Repeat exactly the stretch of lines that starts with the one containing "What does this" and ends with the last line of the material. Leave out pictures.

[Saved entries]
+++
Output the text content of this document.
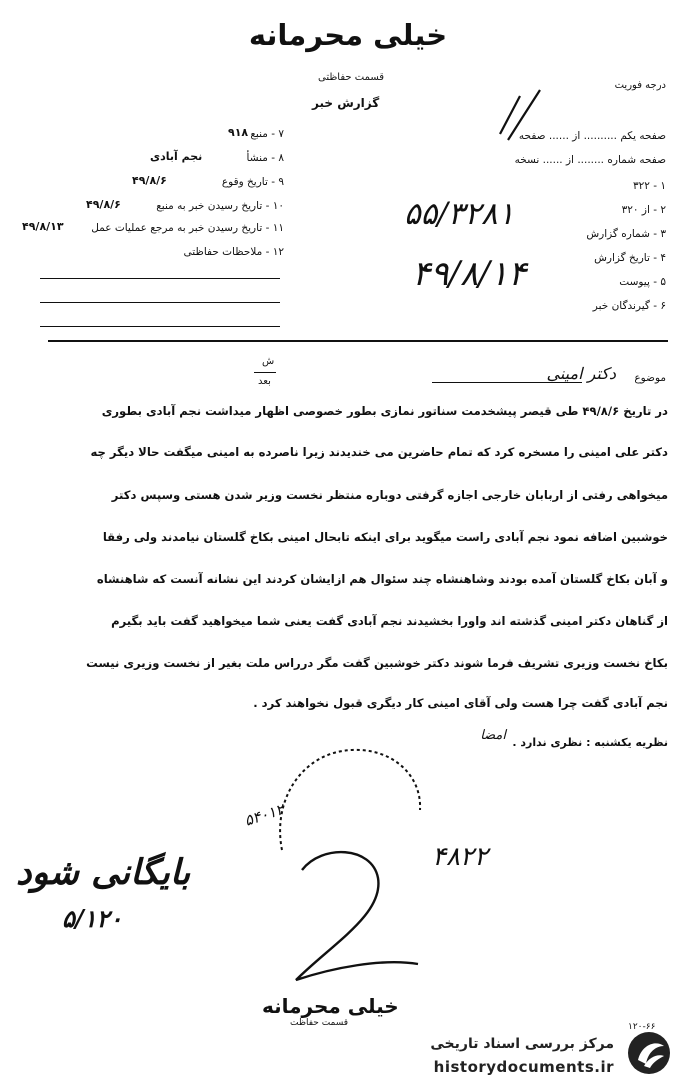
خیلی محرمانه
قسمت حفاظتی
گزارش خبر
درجه فوریت
۷ - منبع
۹۱۸
۸ - منشأ
نجم آبادی
۹ - تاریخ وقوع
۴۹/۸/۶
۱۰ - تاریخ رسیدن خبر به منبع
۴۹/۸/۶
۱۱ - تاریخ رسیدن خبر به مرجع عملیات عمل
۴۹/۸/۱۳
۱۲ - ملاحظات حفاظتی
صفحه یکم .......... از ...... صفحه
صفحه شماره ........ از ...... نسخه
۱ - ۳۲۲
۲ - از ۳۲۰
۳ - شماره گزارش
۴ - تاریخ گزارش
۵ - پیوست
۶ - گیرندگان خبر
۵۵/۳۲۸۱
۴۹/۸/۱۴
موضوع
دکتر امینی
ش
بعد
در تاریخ ۴۹/۸/۶ طی قیصر پیشخدمت سناتور نمازی بطور خصوصی اظهار میداشت نجم آبادی بطوری
دکتر علی امینی را مسخره کرد که تمام حاضرین می خندیدند زیرا ناصرده به امینی میگفت حالا دیگر چه
میخواهی رفتی از اربابان خارجی اجازه گرفتی دوباره منتظر نخست وزیر شدن هستی وسپس دکتر
خوشبین اضافه نمود نجم آبادی راست میگوید برای اینکه تابحال امینی بکاخ گلستان نیامدند ولی رفقا
و آبان بکاخ گلستان آمده بودند وشاهنشاه چند سئوال هم ازایشان کردند این نشانه آنست که شاهنشاه
از گناهان دکتر امینی گذشته اند واورا بخشیدند نجم آبادی گفت یعنی شما میخواهید گفت باید بگیرم
بکاخ نخست وزیری تشریف فرما شوند دکتر خوشبین گفت مگر درراس ملت بغیر از نخست وزیری نیست
نجم آبادی گفت چرا هست ولی آقای امینی کار دیگری قبول نخواهند کرد .
نظریه یکشنبه : نظری ندارد .
امضا
۵۴۰۱۲
۴۸۲۲
بایگانی شود
۵/۱۲۰
خیلی محرمانه
قسمت حفاظت	۱۲۰-۶۶
مرکز بررسی اسناد تاریخی
historydocuments.ir
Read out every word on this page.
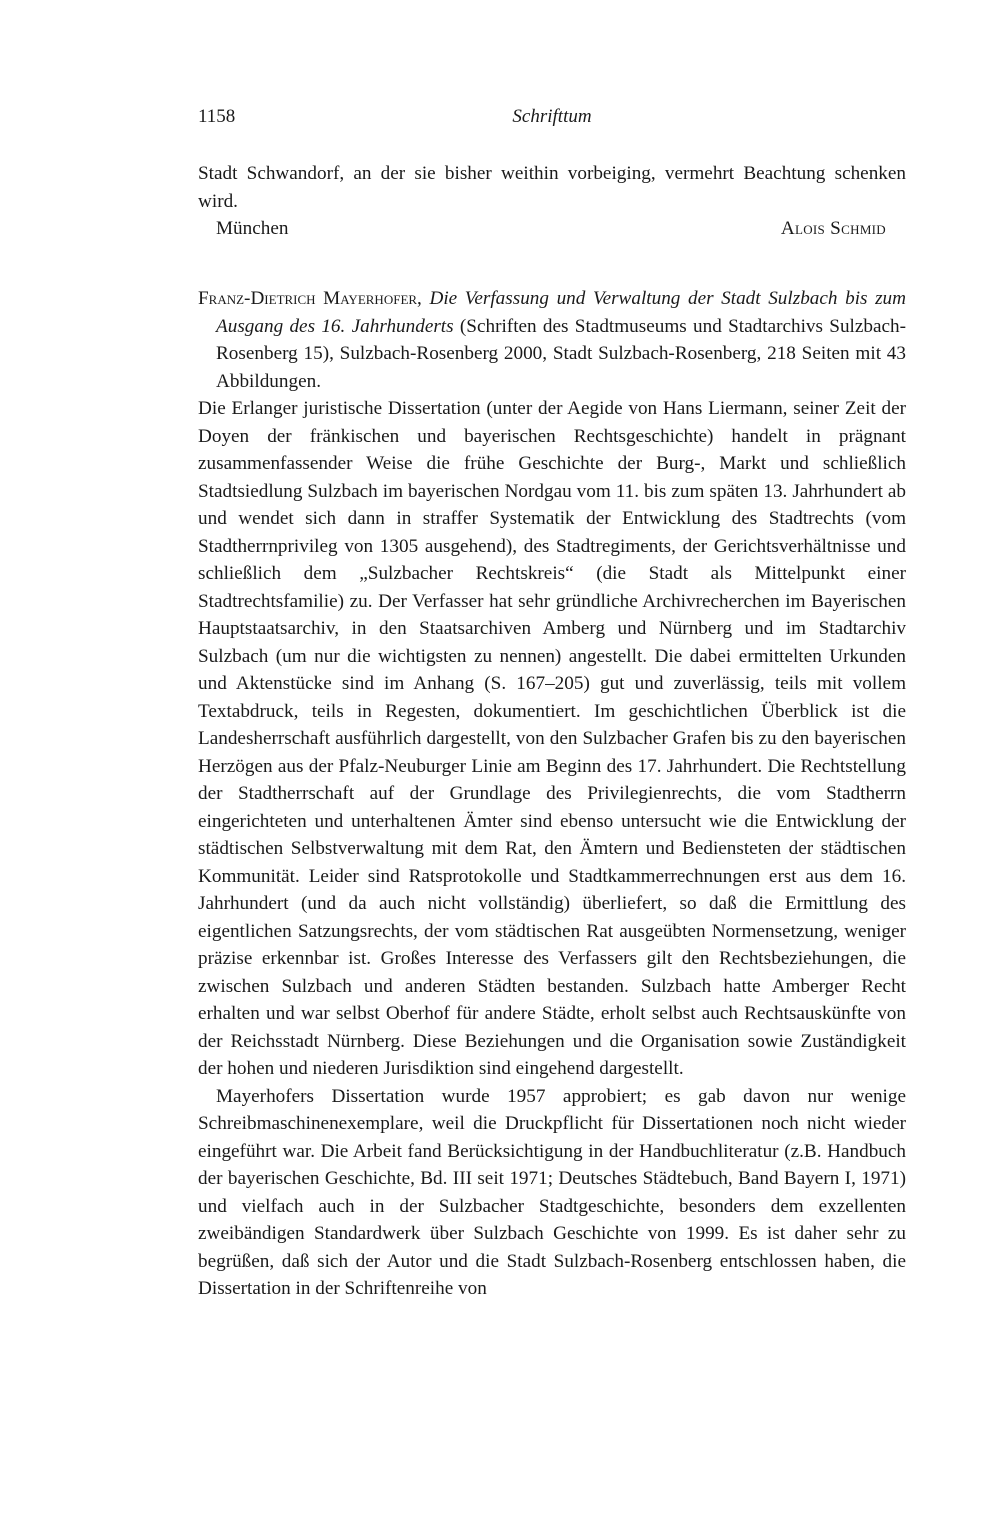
1158	Schrifttum

Stadt Schwandorf, an der sie bisher weithin vorbeiging, vermehrt Beachtung schenken wird.

München	Alois Schmid

Franz-Dietrich Mayerhofer, Die Verfassung und Verwaltung der Stadt Sulzbach bis zum Ausgang des 16. Jahrhunderts (Schriften des Stadtmuseums und Stadtarchivs Sulzbach-Rosenberg 15), Sulzbach-Rosenberg 2000, Stadt Sulzbach-Rosenberg, 218 Seiten mit 43 Abbildungen.

Die Erlanger juristische Dissertation (unter der Aegide von Hans Liermann, seiner Zeit der Doyen der fränkischen und bayerischen Rechtsgeschichte) handelt in prägnant zusammenfassender Weise die frühe Geschichte der Burg-, Markt und schließlich Stadtsiedlung Sulzbach im bayerischen Nordgau vom 11. bis zum späten 13. Jahrhundert ab und wendet sich dann in straffer Systematik der Entwicklung des Stadtrechts (vom Stadtherrnprivileg von 1305 ausgehend), des Stadtregiments, der Gerichtsverhältnisse und schließlich dem „Sulzbacher Rechtskreis“ (die Stadt als Mittelpunkt einer Stadtrechtsfamilie) zu. Der Verfasser hat sehr gründliche Archivrecherchen im Bayerischen Hauptstaatsarchiv, in den Staatsarchiven Amberg und Nürnberg und im Stadtarchiv Sulzbach (um nur die wichtigsten zu nennen) angestellt. Die dabei ermittelten Urkunden und Aktenstücke sind im Anhang (S. 167–205) gut und zuverlässig, teils mit vollem Textabdruck, teils in Regesten, dokumentiert. Im geschichtlichen Überblick ist die Landesherrschaft ausführlich dargestellt, von den Sulzbacher Grafen bis zu den bayerischen Herzögen aus der Pfalz-Neuburger Linie am Beginn des 17. Jahrhundert. Die Rechtstellung der Stadtherrschaft auf der Grundlage des Privilegienrechts, die vom Stadtherrn eingerichteten und unterhaltenen Ämter sind ebenso untersucht wie die Entwicklung der städtischen Selbstverwaltung mit dem Rat, den Ämtern und Bediensteten der städtischen Kommunität. Leider sind Ratsprotokolle und Stadtkammerrechnungen erst aus dem 16. Jahrhundert (und da auch nicht vollständig) überliefert, so daß die Ermittlung des eigentlichen Satzungsrechts, der vom städtischen Rat ausgeübten Normensetzung, weniger präzise erkennbar ist. Großes Interesse des Verfassers gilt den Rechtsbeziehungen, die zwischen Sulzbach und anderen Städten bestanden. Sulzbach hatte Amberger Recht erhalten und war selbst Oberhof für andere Städte, erholt selbst auch Rechtsauskünfte von der Reichsstadt Nürnberg. Diese Beziehungen und die Organisation sowie Zuständigkeit der hohen und niederen Jurisdiktion sind eingehend dargestellt.

Mayerhofers Dissertation wurde 1957 approbiert; es gab davon nur wenige Schreibmaschinenexemplare, weil die Druckpflicht für Dissertationen noch nicht wieder eingeführt war. Die Arbeit fand Berücksichtigung in der Handbuchliteratur (z.B. Handbuch der bayerischen Geschichte, Bd. III seit 1971; Deutsches Städtebuch, Band Bayern I, 1971) und vielfach auch in der Sulzbacher Stadtgeschichte, besonders dem exzellenten zweibändigen Standardwerk über Sulzbach Geschichte von 1999. Es ist daher sehr zu begrüßen, daß sich der Autor und die Stadt Sulzbach-Rosenberg entschlossen haben, die Dissertation in der Schriftenreihe von
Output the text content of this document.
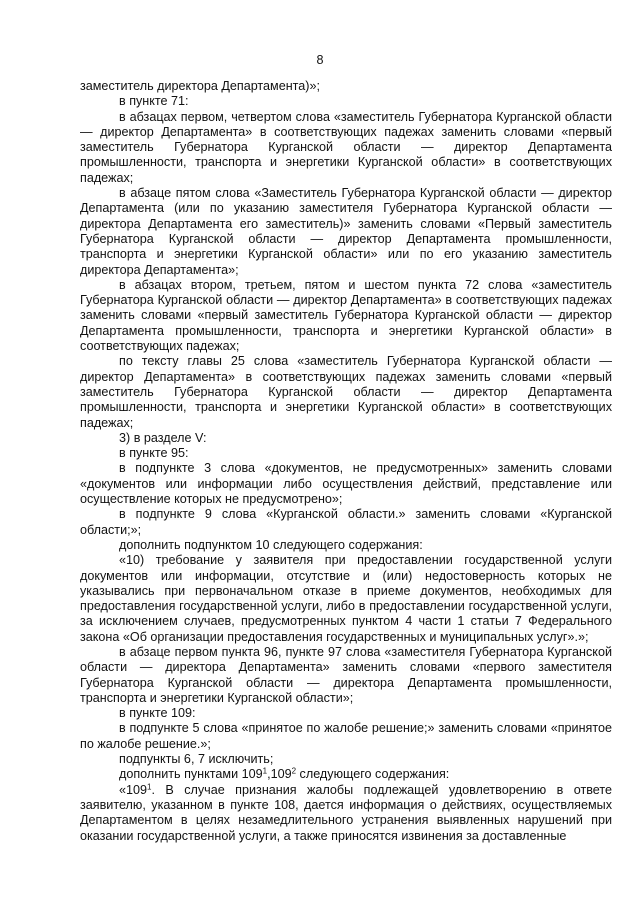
8

заместитель директора Департамента)»;

в пункте 71:

в абзацах первом, четвертом слова «заместитель Губернатора Курганской области — директор Департамента» в соответствующих падежах заменить словами «первый заместитель Губернатора Курганской области — директор Департамента промышленности, транспорта и энергетики Курганской области» в соответствующих падежах;

в абзаце пятом слова «Заместитель Губернатора Курганской области — директор Департамента (или по указанию заместителя Губернатора Курганской области — директора Департамента его заместитель)» заменить словами «Первый заместитель Губернатора Курганской области — директор Департамента промышленности, транспорта и энергетики Курганской области» или по его указанию заместитель директора Департамента»;

в абзацах втором, третьем, пятом и шестом пункта 72 слова «заместитель Губернатора Курганской области — директор Департамента» в соответствующих падежах заменить словами «первый заместитель Губернатора Курганской области — директор Департамента промышленности, транспорта и энергетики Курганской области» в соответствующих падежах;

по тексту главы 25 слова «заместитель Губернатора Курганской области — директор Департамента» в соответствующих падежах заменить словами «первый заместитель Губернатора Курганской области — директор Департамента промышленности, транспорта и энергетики Курганской области» в соответствующих падежах;

3) в разделе V:

в пункте 95:

в подпункте 3 слова «документов, не предусмотренных» заменить словами «документов или информации либо осуществления действий, представление или осуществление которых не предусмотрено»;

в подпункте 9 слова «Курганской области.» заменить словами «Курганской области;»;

дополнить подпунктом 10 следующего содержания:

«10) требование у заявителя при предоставлении государственной услуги документов или информации, отсутствие и (или) недостоверность которых не указывались при первоначальном отказе в приеме документов, необходимых для предоставления государственной услуги, либо в предоставлении государственной услуги, за исключением случаев, предусмотренных пунктом 4 части 1 статьи 7 Федерального закона «Об организации предоставления государственных и муниципальных услуг».»;

в абзаце первом пункта 96, пункте 97 слова «заместителя Губернатора Курганской области — директора Департамента» заменить словами «первого заместителя Губернатора Курганской области — директора Департамента промышленности, транспорта и энергетики Курганской области»;

в пункте 109:

в подпункте 5 слова «принятое по жалобе решение;» заменить словами «принятое по жалобе решение.»;

подпункты 6, 7 исключить;

дополнить пунктами $109^1,109^2$ следующего содержания:

«$109^1$. В случае признания жалобы подлежащей удовлетворению в ответе заявителю, указанном в пункте 108, дается информация о действиях, осуществляемых Департаментом в целях незамедлительного устранения выявленных нарушений при оказании государственной услуги, а также приносятся извинения за доставленные
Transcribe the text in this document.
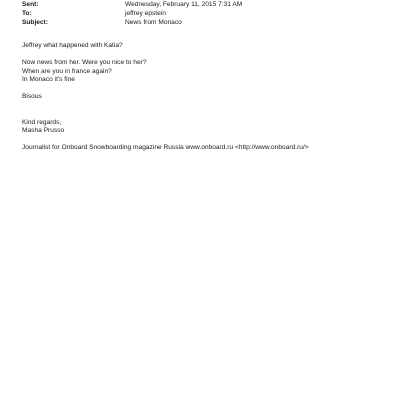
Sent:	Wednesday, February 11, 2015 7:31 AM
To:	jeffrey epstein
Subject:	News from Monaco
Jeffrey what happened with Katia?
Now news from her. Were you nice to her?
When are you in france again?
In Monaco it's fine
Bisous
Kind regards,
Masha Prusso
Journalist for Onboard Snowboarding magazine Russia www.onboard.ru <http://www.onboard.ru/>
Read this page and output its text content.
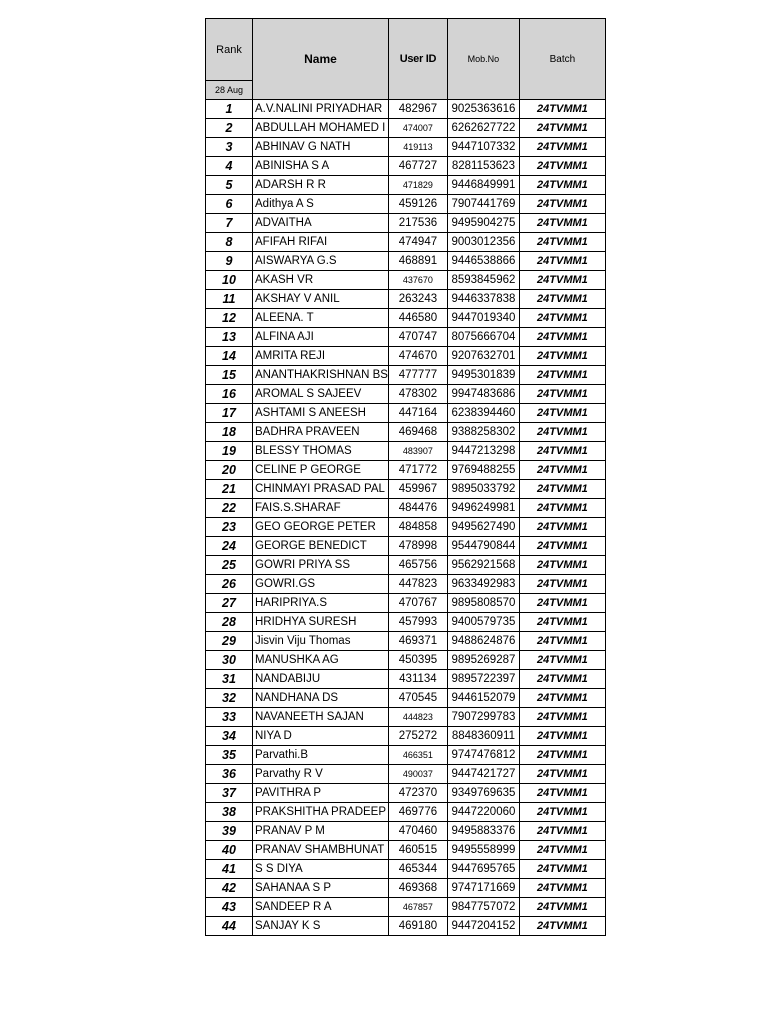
Rank	Name	User ID	Mob.No	Batch
28 Aug				
1	A.V.NALINI PRIYADHAR	482967	9025363616	24TVMM1
2	ABDULLAH MOHAMED I	474007	6262627722	24TVMM1
3	ABHINAV G NATH	419113	9447107332	24TVMM1
4	ABINISHA S A	467727	8281153623	24TVMM1
5	ADARSH R R	471829	9446849991	24TVMM1
6	Adithya A S	459126	7907441769	24TVMM1
7	ADVAITHA	217536	9495904275	24TVMM1
8	AFIFAH RIFAI	474947	9003012356	24TVMM1
9	AISWARYA G.S	468891	9446538866	24TVMM1
10	AKASH VR	437670	8593845962	24TVMM1
11	AKSHAY V ANIL	263243	9446337838	24TVMM1
12	ALEENA. T	446580	9447019340	24TVMM1
13	ALFINA AJI	470747	8075666704	24TVMM1
14	AMRITA REJI	474670	9207632701	24TVMM1
15	ANANTHAKRISHNAN BS	477777	9495301839	24TVMM1
16	AROMAL S SAJEEV	478302	9947483686	24TVMM1
17	ASHTAMI S ANEESH	447164	6238394460	24TVMM1
18	BADHRA PRAVEEN	469468	9388258302	24TVMM1
19	BLESSY THOMAS	483907	9447213298	24TVMM1
20	CELINE P GEORGE	471772	9769488255	24TVMM1
21	CHINMAYI PRASAD PAL	459967	9895033792	24TVMM1
22	FAIS.S.SHARAF	484476	9496249981	24TVMM1
23	GEO GEORGE PETER	484858	9495627490	24TVMM1
24	GEORGE BENEDICT	478998	9544790844	24TVMM1
25	GOWRI PRIYA SS	465756	9562921568	24TVMM1
26	GOWRI.GS	447823	9633492983	24TVMM1
27	HARIPRIYA.S	470767	9895808570	24TVMM1
28	HRIDHYA SURESH	457993	9400579735	24TVMM1
29	Jisvin Viju Thomas	469371	9488624876	24TVMM1
30	MANUSHKA AG	450395	9895269287	24TVMM1
31	NANDABIJU	431134	9895722397	24TVMM1
32	NANDHANA DS	470545	9446152079	24TVMM1
33	NAVANEETH SAJAN	444823	7907299783	24TVMM1
34	NIYA D	275272	8848360911	24TVMM1
35	Parvathi.B	466351	9747476812	24TVMM1
36	Parvathy R V	490037	9447421727	24TVMM1
37	PAVITHRA P	472370	9349769635	24TVMM1
38	PRAKSHITHA PRADEEP	469776	9447220060	24TVMM1
39	PRANAV P M	470460	9495883376	24TVMM1
40	PRANAV SHAMBHUNAT	460515	9495558999	24TVMM1
41	S S DIYA	465344	9447695765	24TVMM1
42	SAHANAA S P	469368	9747171669	24TVMM1
43	SANDEEP R A	467857	9847757072	24TVMM1
44	SANJAY K S	469180	9447204152	24TVMM1
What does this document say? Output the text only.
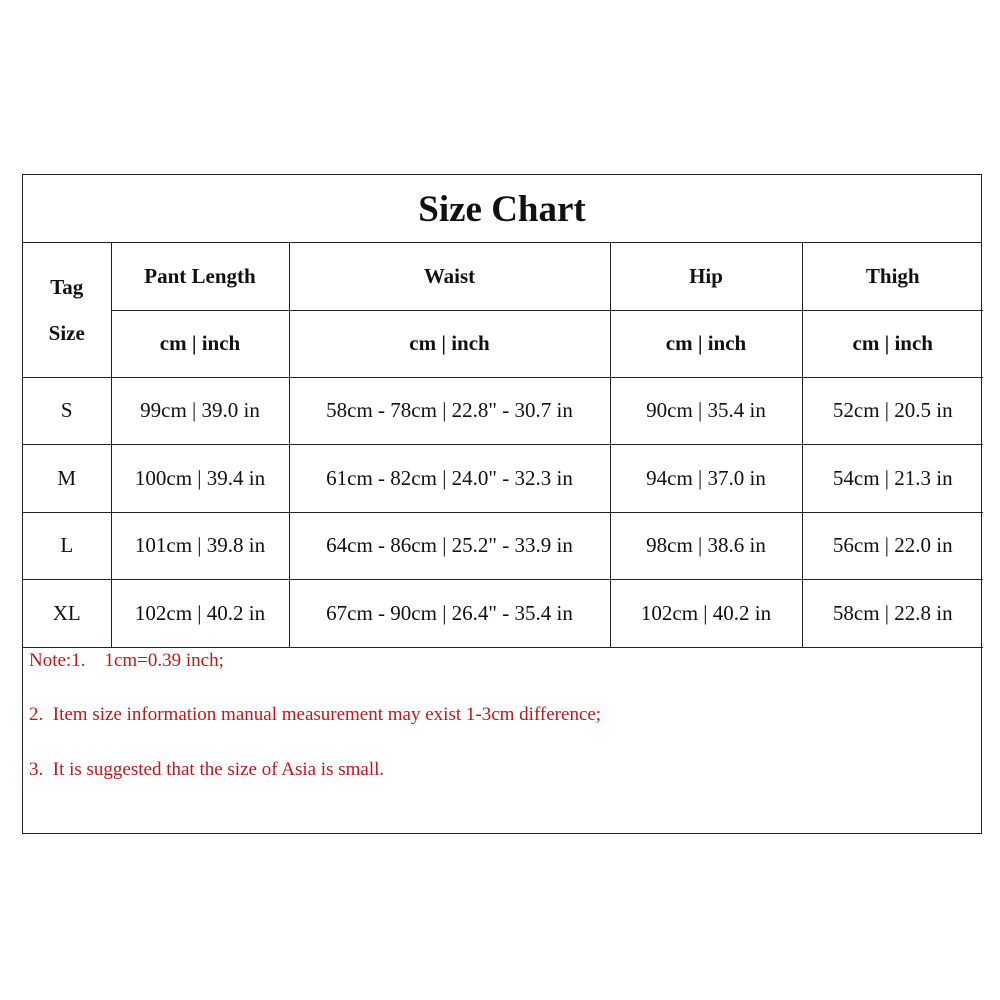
Size Chart
Tag
Size	Pant Length	Waist	Hip	Thigh
	cm | inch	cm | inch	cm | inch	cm | inch
S	99cm | 39.0 in	58cm - 78cm | 22.8" - 30.7 in	90cm | 35.4 in	52cm | 20.5 in
M	100cm | 39.4 in	61cm - 82cm | 24.0" - 32.3 in	94cm | 37.0 in	54cm | 21.3 in
L	101cm | 39.8 in	64cm - 86cm | 25.2" - 33.9 in	98cm | 38.6 in	56cm | 22.0 in
XL	102cm | 40.2 in	67cm - 90cm | 26.4" - 35.4 in	102cm | 40.2 in	58cm | 22.8 in
Note:1.    1cm=0.39 inch;
2.  Item size information manual measurement may exist 1-3cm difference;
3.  It is suggested that the size of Asia is small.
+++
--- Output below ---
What does this document say? Output the text only.
Size Chart
Tag
Size	Pant Length	Waist	Hip	Thigh
	cm | inch	cm | inch	cm | inch	cm | inch
S	99cm | 39.0 in	58cm - 78cm | 22.8" - 30.7 in	90cm | 35.4 in	52cm | 20.5 in
M	100cm | 39.4 in	61cm - 82cm | 24.0" - 32.3 in	94cm | 37.0 in	54cm | 21.3 in
L	101cm | 39.8 in	64cm - 86cm | 25.2" - 33.9 in	98cm | 38.6 in	56cm | 22.0 in
XL	102cm | 40.2 in	67cm - 90cm | 26.4" - 35.4 in	102cm | 40.2 in	58cm | 22.8 in
Note:1.    1cm=0.39 inch;
2.  Item size information manual measurement may exist 1-3cm difference;
3.  It is suggested that the size of Asia is small.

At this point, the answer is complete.